# SUPPLIED MATERIAL
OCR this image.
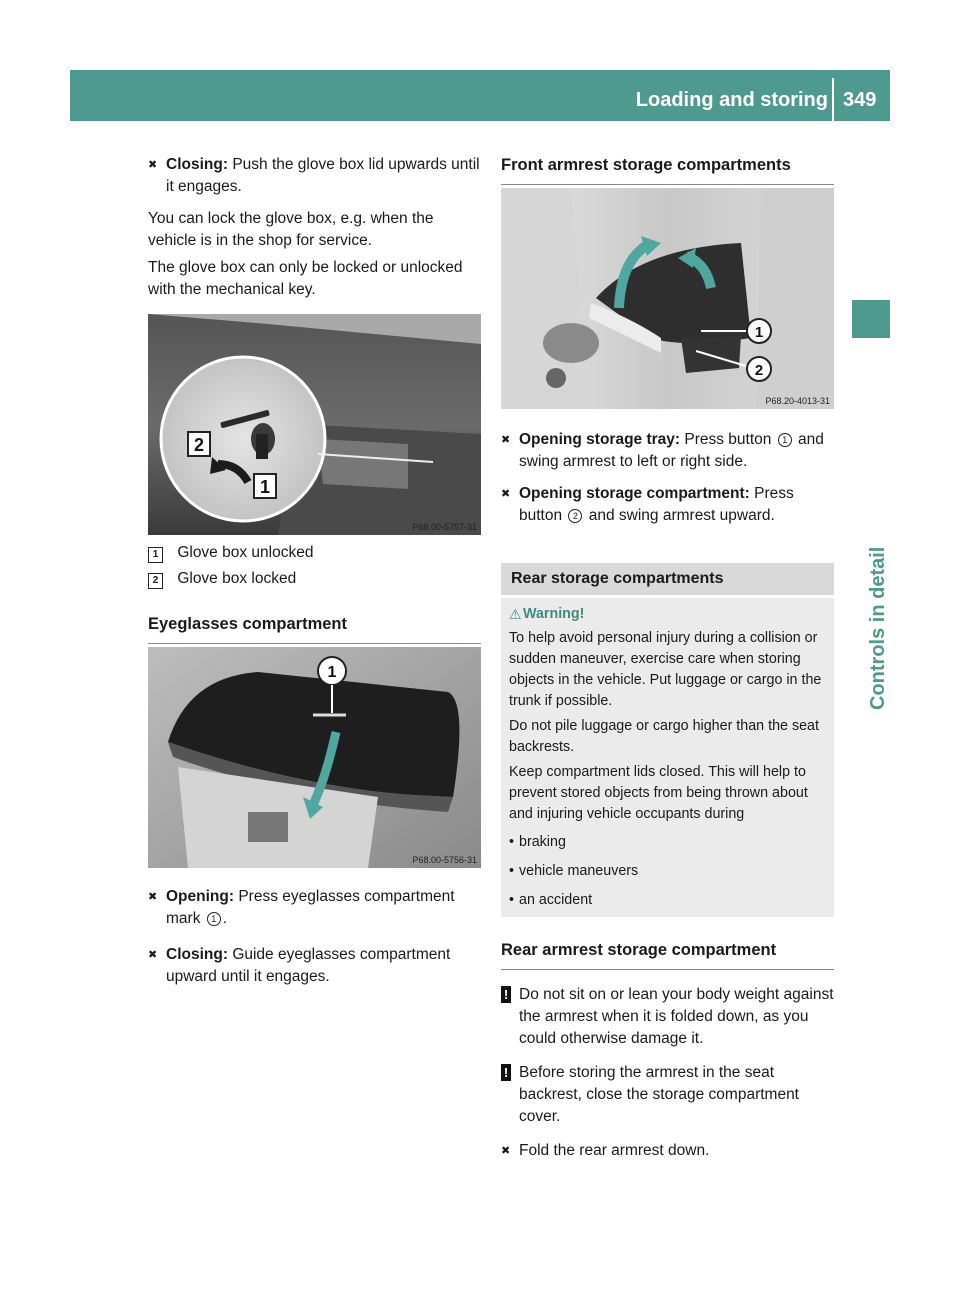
Loading and storing 349
Controls in detail
✖ Closing: Push the glove box lid upwards until it engages.

You can lock the glove box, e.g. when the vehicle is in the shop for service.

The glove box can only be locked or unlocked with the mechanical key.

2
1
P68.00-5757-31
1 Glove box unlocked
2 Glove box locked
Eyeglasses compartment
1
P68.00-5756-31
✖ Opening: Press eyeglasses compartment mark 1 .
✖ Closing: Guide eyeglasses compartment upward until it engages.
Front armrest storage compartments
1
2
P68.20-4013-31
✖ Opening storage tray: Press button 1 and swing armrest to left or right side.
✖ Opening storage compartment: Press button 2 and swing armrest upward.
Rear storage compartments
⚠ Warning!

To help avoid personal injury during a collision or sudden maneuver, exercise care when storing objects in the vehicle. Put luggage or cargo in the trunk if possible.

Do not pile luggage or cargo higher than the seat backrests.

Keep compartment lids closed. This will help to prevent stored objects from being thrown about and injuring vehicle occupants during

• braking

• vehicle maneuvers

• an accident

Rear armrest storage compartment
! Do not sit on or lean your body weight against the armrest when it is folded down, as you could otherwise damage it.
! Before storing the armrest in the seat backrest, close the storage compartment cover.
✖ Fold the rear armrest down.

# THE PROBLEM
Reproduce each line exactly as it appears, omitting the pictures.

# WRITTEN ANSWER
OCR this image.
Loading and storing 349
Controls in detail
✖ Closing: Push the glove box lid upwards until it engages.

You can lock the glove box, e.g. when the vehicle is in the shop for service.

The glove box can only be locked or unlocked with the mechanical key.

2
1
P68.00-5757-31
1 Glove box unlocked
2 Glove box locked
Eyeglasses compartment
1
P68.00-5756-31
✖ Opening: Press eyeglasses compartment mark 1 .
✖ Closing: Guide eyeglasses compartment upward until it engages.
Front armrest storage compartments
1
2
P68.20-4013-31
✖ Opening storage tray: Press button 1 and swing armrest to left or right side.
✖ Opening storage compartment: Press button 2 and swing armrest upward.
Rear storage compartments
⚠ Warning!

To help avoid personal injury during a collision or sudden maneuver, exercise care when storing objects in the vehicle. Put luggage or cargo in the trunk if possible.

Do not pile luggage or cargo higher than the seat backrests.

Keep compartment lids closed. This will help to prevent stored objects from being thrown about and injuring vehicle occupants during

• braking

• vehicle maneuvers

• an accident

Rear armrest storage compartment
! Do not sit on or lean your body weight against the armrest when it is folded down, as you could otherwise damage it.
! Before storing the armrest in the seat backrest, close the storage compartment cover.
✖ Fold the rear armrest down.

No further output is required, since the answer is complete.